_SHORT EXERCISE_
Copy out every line that contains the word "title".
>> START DATASET RECORDS
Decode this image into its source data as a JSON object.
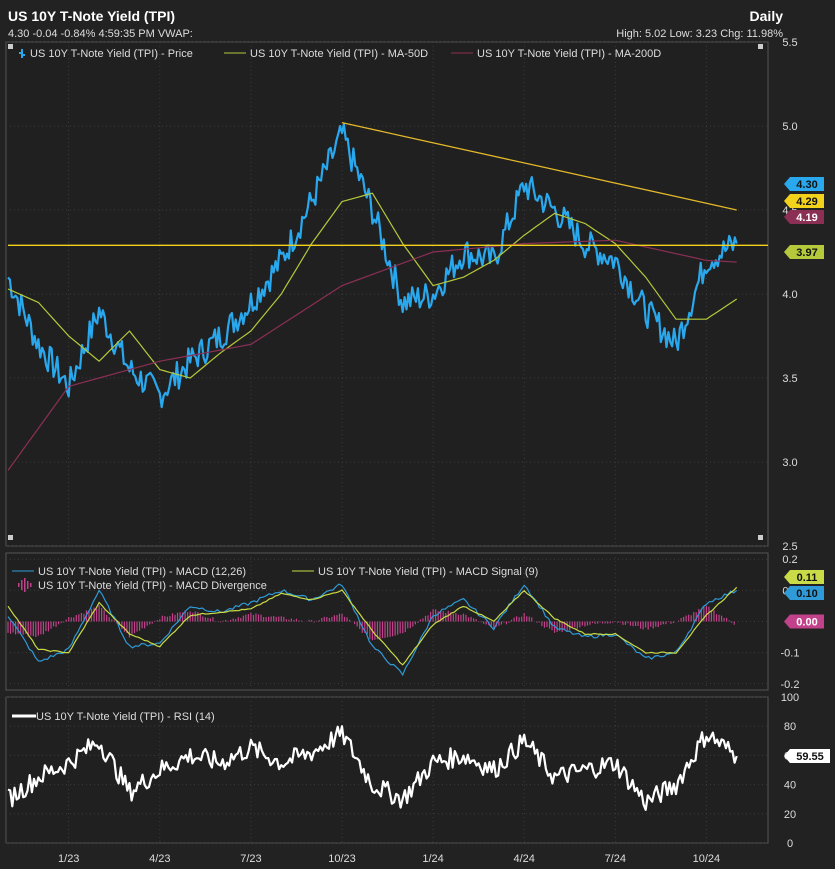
{
  "header": {
    "title": "US 10Y T-Note Yield (TPI)",
    "period": "Daily",
    "quote": "4.30 -0.04 -0.84% 4:59:35 PM VWAP:",
    "high_low_chg": "High: 5.02 Low: 3.23 Chg: 11.98%"
  },
  "colors": {
    "background": "#222222",
    "price": "#29a8ee",
    "ma50": "#b5c93b",
    "ma200": "#8b2f55",
    "trendline": "#e3b82a",
    "horizontal": "#f2d21b",
    "macd": "#2f9ad8",
    "macd_signal": "#c9db46",
    "macd_divergence": "#c2418b",
    "rsi": "#ffffff"
  },
  "chart_data": [
    {
      "type": "line",
      "name": "price-panel",
      "title": "US 10Y T-Note Yield (TPI)",
      "legend": [
        "US 10Y T-Note Yield (TPI) - Price",
        "US 10Y T-Note Yield (TPI) - MA-50D",
        "US 10Y T-Note Yield (TPI) - MA-200D"
      ],
      "x_ticks": [
        "1/23",
        "4/23",
        "7/23",
        "10/23",
        "1/24",
        "4/24",
        "7/24",
        "10/24"
      ],
      "y_ticks": [
        "5.5",
        "5.0",
        "4.5",
        "4.0",
        "3.5",
        "3.0",
        "2.5"
      ],
      "ylim": [
        2.5,
        5.5
      ],
      "series": [
        {
          "name": "US 10Y T-Note Yield (TPI) - Price",
          "points": [
            [
              "11/22",
              4.1
            ],
            [
              "12/22",
              3.7
            ],
            [
              "1/23",
              3.45
            ],
            [
              "2/23",
              3.9
            ],
            [
              "3/23",
              3.55
            ],
            [
              "4/23",
              3.4
            ],
            [
              "5/23",
              3.6
            ],
            [
              "6/23",
              3.75
            ],
            [
              "7/23",
              3.95
            ],
            [
              "8/23",
              4.2
            ],
            [
              "9/23",
              4.55
            ],
            [
              "10/23",
              4.95
            ],
            [
              "11/23",
              4.5
            ],
            [
              "12/23",
              3.95
            ],
            [
              "1/24",
              4.0
            ],
            [
              "2/24",
              4.25
            ],
            [
              "3/24",
              4.2
            ],
            [
              "4/24",
              4.65
            ],
            [
              "5/24",
              4.5
            ],
            [
              "6/24",
              4.3
            ],
            [
              "7/24",
              4.2
            ],
            [
              "8/24",
              3.9
            ],
            [
              "9/24",
              3.7
            ],
            [
              "10/24",
              4.2
            ],
            [
              "11/24",
              4.3
            ]
          ]
        },
        {
          "name": "US 10Y T-Note Yield (TPI) - MA-50D",
          "points": [
            [
              "11/22",
              4.03
            ],
            [
              "12/22",
              3.95
            ],
            [
              "1/23",
              3.75
            ],
            [
              "2/23",
              3.6
            ],
            [
              "3/23",
              3.78
            ],
            [
              "4/23",
              3.55
            ],
            [
              "5/23",
              3.5
            ],
            [
              "6/23",
              3.65
            ],
            [
              "7/23",
              3.78
            ],
            [
              "8/23",
              4.0
            ],
            [
              "9/23",
              4.3
            ],
            [
              "10/23",
              4.55
            ],
            [
              "11/23",
              4.6
            ],
            [
              "12/23",
              4.3
            ],
            [
              "1/24",
              4.05
            ],
            [
              "2/24",
              4.1
            ],
            [
              "3/24",
              4.2
            ],
            [
              "4/24",
              4.35
            ],
            [
              "5/24",
              4.48
            ],
            [
              "6/24",
              4.42
            ],
            [
              "7/24",
              4.3
            ],
            [
              "8/24",
              4.1
            ],
            [
              "9/24",
              3.85
            ],
            [
              "10/24",
              3.85
            ],
            [
              "11/24",
              3.97
            ]
          ]
        },
        {
          "name": "US 10Y T-Note Yield (TPI) - MA-200D",
          "points": [
            [
              "11/22",
              2.95
            ],
            [
              "1/23",
              3.45
            ],
            [
              "4/23",
              3.6
            ],
            [
              "7/23",
              3.7
            ],
            [
              "10/23",
              4.05
            ],
            [
              "1/24",
              4.25
            ],
            [
              "4/24",
              4.3
            ],
            [
              "7/24",
              4.32
            ],
            [
              "10/24",
              4.2
            ],
            [
              "11/24",
              4.19
            ]
          ]
        },
        {
          "name": "Trend line",
          "points": [
            [
              "10/23",
              5.02
            ],
            [
              "11/24",
              4.5
            ]
          ]
        },
        {
          "name": "Horizontal line",
          "points": [
            [
              "11/22",
              4.29
            ],
            [
              "11/24",
              4.29
            ]
          ]
        }
      ],
      "value_labels": [
        "4.30",
        "4.29",
        "4.19",
        "3.97"
      ]
    },
    {
      "type": "line",
      "name": "macd-panel",
      "legend": [
        "US 10Y T-Note Yield (TPI) - MACD (12,26)",
        "US 10Y T-Note Yield (TPI) - MACD Signal (9)",
        "US 10Y T-Note Yield (TPI) - MACD Divergence"
      ],
      "y_ticks": [
        "0.2",
        "0.1",
        "0",
        "-0.1",
        "-0.2"
      ],
      "ylim": [
        -0.22,
        0.22
      ],
      "series": [
        {
          "name": "US 10Y T-Note Yield (TPI) - MACD (12,26)",
          "points": [
            [
              "11/22",
              0.02
            ],
            [
              "12/22",
              -0.13
            ],
            [
              "1/23",
              -0.09
            ],
            [
              "2/23",
              0.1
            ],
            [
              "3/23",
              -0.08
            ],
            [
              "4/23",
              -0.07
            ],
            [
              "5/23",
              0.05
            ],
            [
              "6/23",
              0.03
            ],
            [
              "7/23",
              0.06
            ],
            [
              "8/23",
              0.1
            ],
            [
              "9/23",
              0.07
            ],
            [
              "10/23",
              0.12
            ],
            [
              "11/23",
              -0.08
            ],
            [
              "12/23",
              -0.17
            ],
            [
              "1/24",
              0.02
            ],
            [
              "2/24",
              0.07
            ],
            [
              "3/24",
              -0.02
            ],
            [
              "4/24",
              0.12
            ],
            [
              "5/24",
              -0.02
            ],
            [
              "6/24",
              -0.05
            ],
            [
              "7/24",
              -0.04
            ],
            [
              "8/24",
              -0.12
            ],
            [
              "9/24",
              -0.1
            ],
            [
              "10/24",
              0.06
            ],
            [
              "11/24",
              0.1
            ]
          ]
        },
        {
          "name": "US 10Y T-Note Yield (TPI) - MACD Signal (9)",
          "points": [
            [
              "11/22",
              0.05
            ],
            [
              "12/22",
              -0.09
            ],
            [
              "1/23",
              -0.1
            ],
            [
              "2/23",
              0.06
            ],
            [
              "3/23",
              -0.04
            ],
            [
              "4/23",
              -0.08
            ],
            [
              "5/23",
              0.02
            ],
            [
              "6/23",
              0.03
            ],
            [
              "7/23",
              0.04
            ],
            [
              "8/23",
              0.09
            ],
            [
              "9/23",
              0.07
            ],
            [
              "10/23",
              0.1
            ],
            [
              "11/23",
              -0.03
            ],
            [
              "12/23",
              -0.14
            ],
            [
              "1/24",
              -0.01
            ],
            [
              "2/24",
              0.05
            ],
            [
              "3/24",
              0.0
            ],
            [
              "4/24",
              0.1
            ],
            [
              "5/24",
              0.01
            ],
            [
              "6/24",
              -0.04
            ],
            [
              "7/24",
              -0.04
            ],
            [
              "8/24",
              -0.1
            ],
            [
              "9/24",
              -0.1
            ],
            [
              "10/24",
              0.02
            ],
            [
              "11/24",
              0.11
            ]
          ]
        }
      ],
      "value_labels": [
        "0.11",
        "0.10",
        "0.00"
      ]
    },
    {
      "type": "line",
      "name": "rsi-panel",
      "legend": [
        "US 10Y T-Note Yield (TPI) - RSI (14)"
      ],
      "y_ticks": [
        "100",
        "80",
        "60",
        "40",
        "20",
        "0"
      ],
      "ylim": [
        0,
        100
      ],
      "series": [
        {
          "name": "US 10Y T-Note Yield (TPI) - RSI (14)",
          "points": [
            [
              "11/22",
              30
            ],
            [
              "12/22",
              45
            ],
            [
              "1/23",
              55
            ],
            [
              "2/23",
              70
            ],
            [
              "3/23",
              35
            ],
            [
              "4/23",
              50
            ],
            [
              "5/23",
              60
            ],
            [
              "6/23",
              55
            ],
            [
              "7/23",
              65
            ],
            [
              "8/23",
              55
            ],
            [
              "9/23",
              62
            ],
            [
              "10/23",
              75
            ],
            [
              "11/23",
              40
            ],
            [
              "12/23",
              30
            ],
            [
              "1/24",
              55
            ],
            [
              "2/24",
              60
            ],
            [
              "3/24",
              50
            ],
            [
              "4/24",
              70
            ],
            [
              "5/24",
              45
            ],
            [
              "6/24",
              50
            ],
            [
              "7/24",
              55
            ],
            [
              "8/24",
              28
            ],
            [
              "9/24",
              40
            ],
            [
              "10/24",
              75
            ],
            [
              "11/24",
              59.55
            ]
          ]
        }
      ],
      "value_labels": [
        "59.55"
      ]
    }
  ]
}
>> END DATASET RECORDS
_RESPONSE FOR THIS EXERCISE_
    "title": "US 10Y T-Note Yield (TPI)",
      "title": "US 10Y T-Note Yield (TPI)",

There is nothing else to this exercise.